[Saved entries]
==========

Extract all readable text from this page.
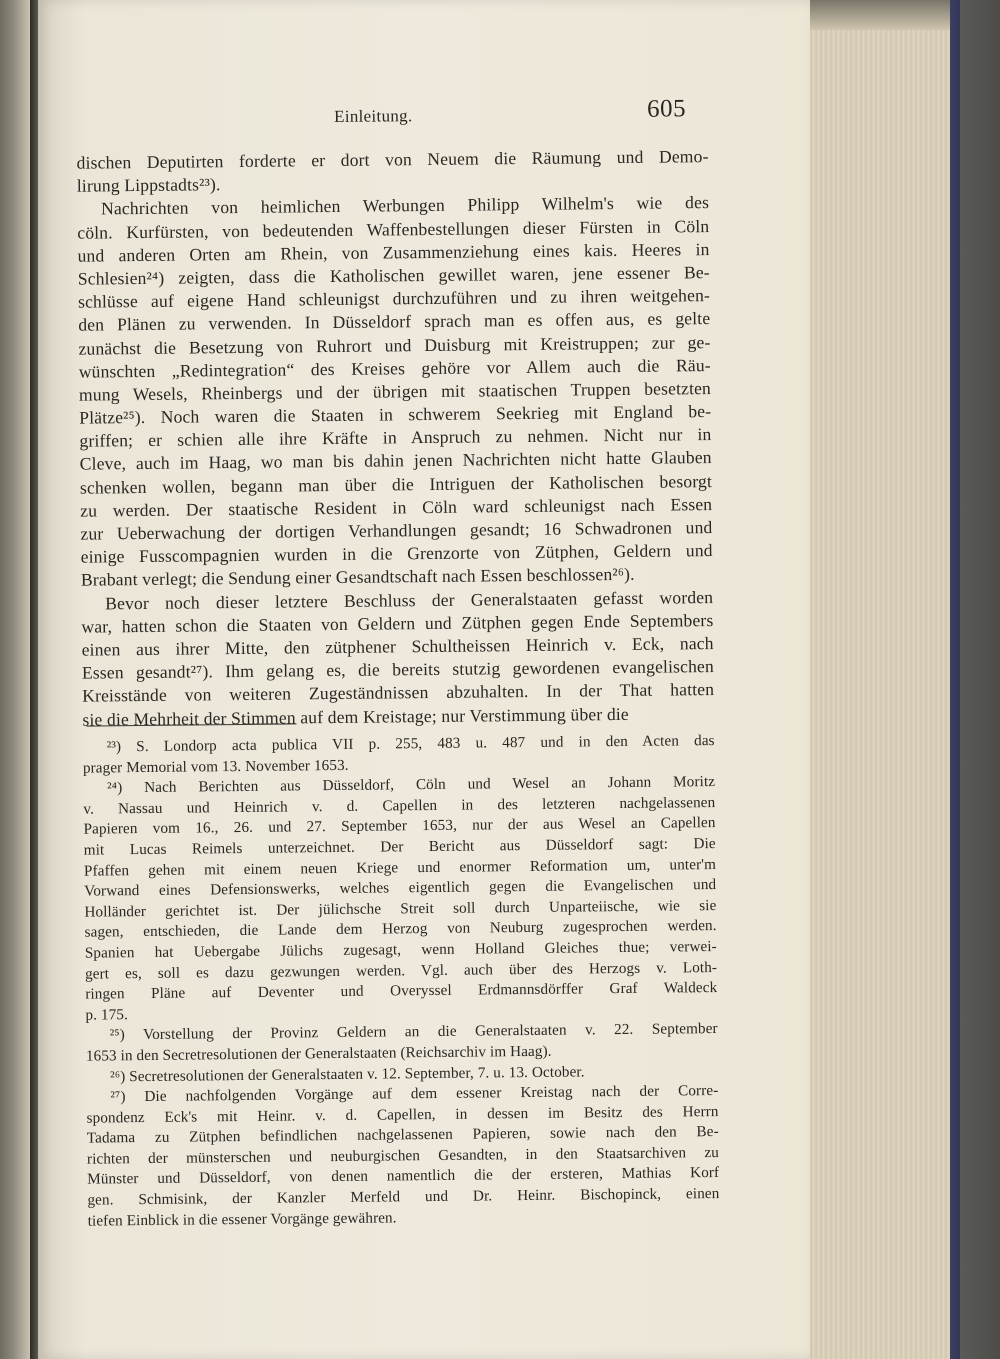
Einleitung.	605
dischen Deputirten forderte er dort von Neuem die Räumung und Demo-
lirung Lippstadts²³).
Nachrichten von heimlichen Werbungen Philipp Wilhelm's wie des
cöln. Kurfürsten, von bedeutenden Waffenbestellungen dieser Fürsten in Cöln
und anderen Orten am Rhein, von Zusammenziehung eines kais. Heeres in
Schlesien²⁴) zeigten, dass die Katholischen gewillet waren, jene essener Be-
schlüsse auf eigene Hand schleunigst durchzuführen und zu ihren weitgehen-
den Plänen zu verwenden. In Düsseldorf sprach man es offen aus, es gelte
zunächst die Besetzung von Ruhrort und Duisburg mit Kreistruppen; zur ge-
wünschten „Redintegration“ des Kreises gehöre vor Allem auch die Räu-
mung Wesels, Rheinbergs und der übrigen mit staatischen Truppen besetzten
Plätze²⁵). Noch waren die Staaten in schwerem Seekrieg mit England be-
griffen; er schien alle ihre Kräfte in Anspruch zu nehmen. Nicht nur in
Cleve, auch im Haag, wo man bis dahin jenen Nachrichten nicht hatte Glauben
schenken wollen, begann man über die Intriguen der Katholischen besorgt
zu werden. Der staatische Resident in Cöln ward schleunigst nach Essen
zur Ueberwachung der dortigen Verhandlungen gesandt; 16 Schwadronen und
einige Fusscompagnien wurden in die Grenzorte von Zütphen, Geldern und
Brabant verlegt; die Sendung einer Gesandtschaft nach Essen beschlossen²⁶).
Bevor noch dieser letztere Beschluss der Generalstaaten gefasst worden
war, hatten schon die Staaten von Geldern und Zütphen gegen Ende Septembers
einen aus ihrer Mitte, den zütphener Schultheissen Heinrich v. Eck, nach
Essen gesandt²⁷). Ihm gelang es, die bereits stutzig gewordenen evangelischen
Kreisstände von weiteren Zugeständnissen abzuhalten. In der That hatten
sie die Mehrheit der Stimmen auf dem Kreistage; nur Verstimmung über die
²³) S. Londorp acta publica VII p. 255, 483 u. 487 und in den Acten das
prager Memorial vom 13. November 1653.
²⁴) Nach Berichten aus Düsseldorf, Cöln und Wesel an Johann Moritz
v. Nassau und Heinrich v. d. Capellen in des letzteren nachgelassenen
Papieren vom 16., 26. und 27. September 1653, nur der aus Wesel an Capellen
mit Lucas Reimels unterzeichnet. Der Bericht aus Düsseldorf sagt: Die
Pfaffen gehen mit einem neuen Kriege und enormer Reformation um, unter'm
Vorwand eines Defensionswerks, welches eigentlich gegen die Evangelischen und
Holländer gerichtet ist. Der jülichsche Streit soll durch Unparteiische, wie sie
sagen, entschieden, die Lande dem Herzog von Neuburg zugesprochen werden.
Spanien hat Uebergabe Jülichs zugesagt, wenn Holland Gleiches thue; verwei-
gert es, soll es dazu gezwungen werden. Vgl. auch über des Herzogs v. Loth-
ringen Pläne auf Deventer und Overyssel Erdmannsdörffer Graf Waldeck
p. 175.
²⁵) Vorstellung der Provinz Geldern an die Generalstaaten v. 22. September
1653 in den Secretresolutionen der Generalstaaten (Reichsarchiv im Haag).
²⁶) Secretresolutionen der Generalstaaten v. 12. September, 7. u. 13. October.
²⁷) Die nachfolgenden Vorgänge auf dem essener Kreistag nach der Corre-
spondenz Eck's mit Heinr. v. d. Capellen, in dessen im Besitz des Herrn
Tadama zu Zütphen befindlichen nachgelassenen Papieren, sowie nach den Be-
richten der münsterschen und neuburgischen Gesandten, in den Staatsarchiven zu
Münster und Düsseldorf, von denen namentlich die der ersteren, Mathias Korf
gen. Schmisink, der Kanzler Merfeld und Dr. Heinr. Bischopinck, einen
tiefen Einblick in die essener Vorgänge gewähren.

==========

Go through the data above and transcribe it in full, omitting any image.

Extract all readable text from this page.
Einleitung.	605
dischen Deputirten forderte er dort von Neuem die Räumung und Demo-
lirung Lippstadts²³).
Nachrichten von heimlichen Werbungen Philipp Wilhelm's wie des
cöln. Kurfürsten, von bedeutenden Waffenbestellungen dieser Fürsten in Cöln
und anderen Orten am Rhein, von Zusammenziehung eines kais. Heeres in
Schlesien²⁴) zeigten, dass die Katholischen gewillet waren, jene essener Be-
schlüsse auf eigene Hand schleunigst durchzuführen und zu ihren weitgehen-
den Plänen zu verwenden. In Düsseldorf sprach man es offen aus, es gelte
zunächst die Besetzung von Ruhrort und Duisburg mit Kreistruppen; zur ge-
wünschten „Redintegration“ des Kreises gehöre vor Allem auch die Räu-
mung Wesels, Rheinbergs und der übrigen mit staatischen Truppen besetzten
Plätze²⁵). Noch waren die Staaten in schwerem Seekrieg mit England be-
griffen; er schien alle ihre Kräfte in Anspruch zu nehmen. Nicht nur in
Cleve, auch im Haag, wo man bis dahin jenen Nachrichten nicht hatte Glauben
schenken wollen, begann man über die Intriguen der Katholischen besorgt
zu werden. Der staatische Resident in Cöln ward schleunigst nach Essen
zur Ueberwachung der dortigen Verhandlungen gesandt; 16 Schwadronen und
einige Fusscompagnien wurden in die Grenzorte von Zütphen, Geldern und
Brabant verlegt; die Sendung einer Gesandtschaft nach Essen beschlossen²⁶).
Bevor noch dieser letztere Beschluss der Generalstaaten gefasst worden
war, hatten schon die Staaten von Geldern und Zütphen gegen Ende Septembers
einen aus ihrer Mitte, den zütphener Schultheissen Heinrich v. Eck, nach
Essen gesandt²⁷). Ihm gelang es, die bereits stutzig gewordenen evangelischen
Kreisstände von weiteren Zugeständnissen abzuhalten. In der That hatten
sie die Mehrheit der Stimmen auf dem Kreistage; nur Verstimmung über die
²³) S. Londorp acta publica VII p. 255, 483 u. 487 und in den Acten das
prager Memorial vom 13. November 1653.
²⁴) Nach Berichten aus Düsseldorf, Cöln und Wesel an Johann Moritz
v. Nassau und Heinrich v. d. Capellen in des letzteren nachgelassenen
Papieren vom 16., 26. und 27. September 1653, nur der aus Wesel an Capellen
mit Lucas Reimels unterzeichnet. Der Bericht aus Düsseldorf sagt: Die
Pfaffen gehen mit einem neuen Kriege und enormer Reformation um, unter'm
Vorwand eines Defensionswerks, welches eigentlich gegen die Evangelischen und
Holländer gerichtet ist. Der jülichsche Streit soll durch Unparteiische, wie sie
sagen, entschieden, die Lande dem Herzog von Neuburg zugesprochen werden.
Spanien hat Uebergabe Jülichs zugesagt, wenn Holland Gleiches thue; verwei-
gert es, soll es dazu gezwungen werden. Vgl. auch über des Herzogs v. Loth-
ringen Pläne auf Deventer und Overyssel Erdmannsdörffer Graf Waldeck
p. 175.
²⁵) Vorstellung der Provinz Geldern an die Generalstaaten v. 22. September
1653 in den Secretresolutionen der Generalstaaten (Reichsarchiv im Haag).
²⁶) Secretresolutionen der Generalstaaten v. 12. September, 7. u. 13. October.
²⁷) Die nachfolgenden Vorgänge auf dem essener Kreistag nach der Corre-
spondenz Eck's mit Heinr. v. d. Capellen, in dessen im Besitz des Herrn
Tadama zu Zütphen befindlichen nachgelassenen Papieren, sowie nach den Be-
richten der münsterschen und neuburgischen Gesandten, in den Staatsarchiven zu
Münster und Düsseldorf, von denen namentlich die der ersteren, Mathias Korf
gen. Schmisink, der Kanzler Merfeld und Dr. Heinr. Bischopinck, einen
tiefen Einblick in die essener Vorgänge gewähren.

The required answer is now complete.